» **Directions**
Go through the entries below and write each one out exactly.

═════ Provided records ═════

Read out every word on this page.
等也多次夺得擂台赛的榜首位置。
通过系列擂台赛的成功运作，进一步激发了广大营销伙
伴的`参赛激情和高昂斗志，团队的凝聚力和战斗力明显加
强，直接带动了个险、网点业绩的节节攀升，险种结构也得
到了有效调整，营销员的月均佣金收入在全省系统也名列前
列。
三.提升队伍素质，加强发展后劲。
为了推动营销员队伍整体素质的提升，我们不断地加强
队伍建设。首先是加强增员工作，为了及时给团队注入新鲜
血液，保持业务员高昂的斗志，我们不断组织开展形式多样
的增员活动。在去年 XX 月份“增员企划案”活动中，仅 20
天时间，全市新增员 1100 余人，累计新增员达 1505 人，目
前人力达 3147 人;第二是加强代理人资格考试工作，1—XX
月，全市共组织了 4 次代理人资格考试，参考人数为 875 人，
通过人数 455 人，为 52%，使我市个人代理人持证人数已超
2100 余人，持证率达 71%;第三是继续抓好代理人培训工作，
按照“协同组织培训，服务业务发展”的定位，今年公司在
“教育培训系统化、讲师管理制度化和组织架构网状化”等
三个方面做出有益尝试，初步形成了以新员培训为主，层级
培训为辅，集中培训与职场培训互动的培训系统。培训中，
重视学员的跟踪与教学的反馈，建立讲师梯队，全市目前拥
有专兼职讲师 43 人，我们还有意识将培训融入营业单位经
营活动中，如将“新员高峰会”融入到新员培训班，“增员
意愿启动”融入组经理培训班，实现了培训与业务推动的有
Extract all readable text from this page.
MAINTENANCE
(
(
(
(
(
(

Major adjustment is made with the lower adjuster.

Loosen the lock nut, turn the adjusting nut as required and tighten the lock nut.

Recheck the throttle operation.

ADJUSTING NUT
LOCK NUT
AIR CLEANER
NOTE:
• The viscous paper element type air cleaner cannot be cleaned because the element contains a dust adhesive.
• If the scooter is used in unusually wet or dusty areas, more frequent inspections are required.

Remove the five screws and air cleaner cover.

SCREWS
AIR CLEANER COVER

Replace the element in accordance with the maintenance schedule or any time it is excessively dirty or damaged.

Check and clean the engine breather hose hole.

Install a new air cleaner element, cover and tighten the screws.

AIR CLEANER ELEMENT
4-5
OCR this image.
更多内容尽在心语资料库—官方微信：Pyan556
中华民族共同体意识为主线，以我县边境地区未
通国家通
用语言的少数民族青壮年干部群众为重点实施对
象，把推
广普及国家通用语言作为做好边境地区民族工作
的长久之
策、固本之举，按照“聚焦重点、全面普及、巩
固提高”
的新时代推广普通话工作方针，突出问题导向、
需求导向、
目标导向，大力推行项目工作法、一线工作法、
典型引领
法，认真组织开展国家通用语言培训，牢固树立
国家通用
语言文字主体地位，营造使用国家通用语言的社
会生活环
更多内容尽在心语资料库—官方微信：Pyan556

═════

» **Problem solution**
Read out every word on this page.
等也多次夺得擂台赛的榜首位置。
通过系列擂台赛的成功运作，进一步激发了广大营销伙
伴的`参赛激情和高昂斗志，团队的凝聚力和战斗力明显加
强，直接带动了个险、网点业绩的节节攀升，险种结构也得
到了有效调整，营销员的月均佣金收入在全省系统也名列前
列。
三.提升队伍素质，加强发展后劲。
为了推动营销员队伍整体素质的提升，我们不断地加强
队伍建设。首先是加强增员工作，为了及时给团队注入新鲜
血液，保持业务员高昂的斗志，我们不断组织开展形式多样
的增员活动。在去年 XX 月份“增员企划案”活动中，仅 20
天时间，全市新增员 1100 余人，累计新增员达 1505 人，目
前人力达 3147 人;第二是加强代理人资格考试工作，1—XX
月，全市共组织了 4 次代理人资格考试，参考人数为 875 人，
通过人数 455 人，为 52%，使我市个人代理人持证人数已超
2100 余人，持证率达 71%;第三是继续抓好代理人培训工作，
按照“协同组织培训，服务业务发展”的定位，今年公司在
“教育培训系统化、讲师管理制度化和组织架构网状化”等
三个方面做出有益尝试，初步形成了以新员培训为主，层级
培训为辅，集中培训与职场培训互动的培训系统。培训中，
重视学员的跟踪与教学的反馈，建立讲师梯队，全市目前拥
有专兼职讲师 43 人，我们还有意识将培训融入营业单位经
营活动中，如将“新员高峰会”融入到新员培训班，“增员
意愿启动”融入组经理培训班，实现了培训与业务推动的有
Extract all readable text from this page.
MAINTENANCE
(
(
(
(
(
(

Major adjustment is made with the lower adjuster.

Loosen the lock nut, turn the adjusting nut as required and tighten the lock nut.

Recheck the throttle operation.

ADJUSTING NUT
LOCK NUT
AIR CLEANER
NOTE:
• The viscous paper element type air cleaner cannot be cleaned because the element contains a dust adhesive.
• If the scooter is used in unusually wet or dusty areas, more frequent inspections are required.

Remove the five screws and air cleaner cover.

SCREWS
AIR CLEANER COVER

Replace the element in accordance with the maintenance schedule or any time it is excessively dirty or damaged.

Check and clean the engine breather hose hole.

Install a new air cleaner element, cover and tighten the screws.

AIR CLEANER ELEMENT
4-5
OCR this image.
更多内容尽在心语资料库—官方微信：Pyan556
中华民族共同体意识为主线，以我县边境地区未
通国家通
用语言的少数民族青壮年干部群众为重点实施对
象，把推
广普及国家通用语言作为做好边境地区民族工作
的长久之
策、固本之举，按照“聚焦重点、全面普及、巩
固提高”
的新时代推广普通话工作方针，突出问题导向、
需求导向、
目标导向，大力推行项目工作法、一线工作法、
典型引领
法，认真组织开展国家通用语言培训，牢固树立
国家通用
语言文字主体地位，营造使用国家通用语言的社
会生活环
更多内容尽在心语资料库—官方微信：Pyan556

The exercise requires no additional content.